→ **CONSIGNAS DEL EJERCICIO**
1. Responde a estas preguntas sobre el texto acerca de escribir poesía, una respuesta por renglón y con la misma letra:
(a) ¿Qué bolígrafo forma parte del ritual de escritura?
(b) ¿Dónde se aprende a bailar cuando se comparte un poema?
(c) ¿Con qué se romperán, sobre todo, los pequeños silencios?
2. Indica si cada afirmación coincide con el texto acerca de escribir poesía. Contesta sí o no y cita literalmente las palabras del texto que lo deciden:
(a) El poema se escribe cuando lo decide quien escribe.
(b) Al compartir un poema, todos los reflejos en los demás son amables.
(c) El verdadero trabajo llega después de escribir el poema.
3. Transcribe, por favor, sin cambios todo lo que va en el texto acerca de escribir poesía desde "Cuando compartes un" hasta "a quienes amas.".

A veces es desesperante encontrar el lugar y el momento para escribir. En el fondo, ya sé que será el poema el que se escriba cuando él quiera. De un tirón, con el bolígrafo y el papel que haya en ese momento a mano. Es una pena, porque me encantan los rituales, la ceremonia de coger mi pilot negro v5 y mi cuaderno, visualizarme como una diosa inclinada sobre el papel; aunque normalmente, acabo dando vueltas por la habitación como una demente, sin ser ni siquiera consciente de nada más que no sea escribir…Las cosas nunca suceden como esperamos.
Después, queda el verdadero trabajo: tener la sangre fría de esperar para volver a leer “eso tan bueno que escribiste”. Y tachar, añadir, deshacer, rehacer,…hasta que descubres que ya está ahí, que el poema ya no es tuyo;  que es un extraño que se parece a ti pero que no se parece. Puedes entrar y salir, bucear hasta el fondo y comprender aquello en lo que no repararán los demás. Te das cuenta de muchas cosas, pero nunca se las contarás a nadie. Por eso aprendes a nadar cerca de su superficie o dejas algún resquicio por el que poder respirar.
Cuando compartes un poema, aprendes a bailar en el gran salón de los espejos, rodeada de máscaras. Descubres su multiplicidad de reflejos en los demás. Algunos, son amables; otros, te sorprenden, y, solo unos pocos, duelen.
Sin embargo, merece la pena. Te rodeas otra vez de los pequeños silencios, con la tranquilidad de que solamente se romperán con el latido lento del reloj, los ladridos en la noche, la lluvia, el viento, el mar... y, sobre todo, con las voces de  aquellos a quienes amas.

→ **LÍNEAS FACILITADAS**
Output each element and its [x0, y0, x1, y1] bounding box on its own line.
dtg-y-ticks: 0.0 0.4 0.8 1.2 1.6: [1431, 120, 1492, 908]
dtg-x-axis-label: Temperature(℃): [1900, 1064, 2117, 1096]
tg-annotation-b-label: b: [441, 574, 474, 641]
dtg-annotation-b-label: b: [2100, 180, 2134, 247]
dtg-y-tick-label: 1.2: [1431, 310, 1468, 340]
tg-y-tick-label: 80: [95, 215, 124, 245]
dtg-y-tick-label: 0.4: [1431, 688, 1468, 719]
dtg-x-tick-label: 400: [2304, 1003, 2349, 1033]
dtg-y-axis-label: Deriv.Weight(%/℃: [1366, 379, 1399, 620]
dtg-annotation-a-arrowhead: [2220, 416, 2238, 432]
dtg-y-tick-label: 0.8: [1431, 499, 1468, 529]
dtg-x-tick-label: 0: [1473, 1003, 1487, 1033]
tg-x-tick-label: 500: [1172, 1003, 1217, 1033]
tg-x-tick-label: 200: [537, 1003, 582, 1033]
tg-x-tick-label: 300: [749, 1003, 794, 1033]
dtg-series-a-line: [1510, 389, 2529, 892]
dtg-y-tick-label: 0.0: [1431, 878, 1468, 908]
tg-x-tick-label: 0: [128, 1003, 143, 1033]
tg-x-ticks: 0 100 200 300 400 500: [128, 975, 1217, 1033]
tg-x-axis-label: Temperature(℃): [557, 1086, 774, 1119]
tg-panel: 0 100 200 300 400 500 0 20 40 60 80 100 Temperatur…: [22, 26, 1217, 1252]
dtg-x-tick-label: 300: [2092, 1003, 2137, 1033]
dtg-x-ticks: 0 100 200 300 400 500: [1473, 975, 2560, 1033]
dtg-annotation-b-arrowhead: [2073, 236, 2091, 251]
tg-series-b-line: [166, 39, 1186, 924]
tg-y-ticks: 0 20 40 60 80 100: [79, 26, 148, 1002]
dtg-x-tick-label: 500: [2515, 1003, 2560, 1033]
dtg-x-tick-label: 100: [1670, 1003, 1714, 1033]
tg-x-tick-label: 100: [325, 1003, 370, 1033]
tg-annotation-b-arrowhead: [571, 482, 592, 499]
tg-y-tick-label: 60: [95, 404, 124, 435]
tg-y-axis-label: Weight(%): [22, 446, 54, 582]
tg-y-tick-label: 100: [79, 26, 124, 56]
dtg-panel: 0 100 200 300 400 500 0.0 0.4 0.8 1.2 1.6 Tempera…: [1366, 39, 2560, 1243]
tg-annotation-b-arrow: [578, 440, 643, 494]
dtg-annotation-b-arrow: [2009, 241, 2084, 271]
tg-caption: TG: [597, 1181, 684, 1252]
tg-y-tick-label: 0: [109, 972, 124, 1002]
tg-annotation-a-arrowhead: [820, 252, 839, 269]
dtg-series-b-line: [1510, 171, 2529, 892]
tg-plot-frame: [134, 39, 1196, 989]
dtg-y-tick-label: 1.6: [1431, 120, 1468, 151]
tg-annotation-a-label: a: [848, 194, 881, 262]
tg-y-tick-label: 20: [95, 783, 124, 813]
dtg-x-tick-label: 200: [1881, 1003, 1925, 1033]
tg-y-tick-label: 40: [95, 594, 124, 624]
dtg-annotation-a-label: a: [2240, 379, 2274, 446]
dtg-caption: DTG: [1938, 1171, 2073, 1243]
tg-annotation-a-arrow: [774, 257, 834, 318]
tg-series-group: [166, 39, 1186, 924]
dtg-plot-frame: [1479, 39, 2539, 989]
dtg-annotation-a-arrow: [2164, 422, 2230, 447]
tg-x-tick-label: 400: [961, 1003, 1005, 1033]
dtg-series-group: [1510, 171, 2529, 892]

→ **RESPUESTAS DEL EJERCICIO**
1.
(a) El pilot negro v5.
(b) En el gran salón de los espejos, rodeada de máscaras.
(c) Con las voces de aquellos a quienes amas.

2.
(a) No: "será el poema el que se escriba cuando él quiera."
(b) No: "Algunos, son amables; otros, te sorprenden, y, solo unos pocos, duelen."
(c) Sí: "Después, queda el verdadero trabajo".

3.
Cuando compartes un poema, aprendes a bailar en el gran salón de los espejos, rodeada de máscaras. Descubres su multiplicidad de reflejos en los demás. Algunos, son amables; otros, te sorprenden, y, solo unos pocos, duelen.
Sin embargo, merece la pena. Te rodeas otra vez de los pequeños silencios, con la tranquilidad de que solamente se romperán con el latido lento del reloj, los ladridos en la noche, la lluvia, el viento, el mar... y, sobre todo, con las voces de  aquellos a quienes amas.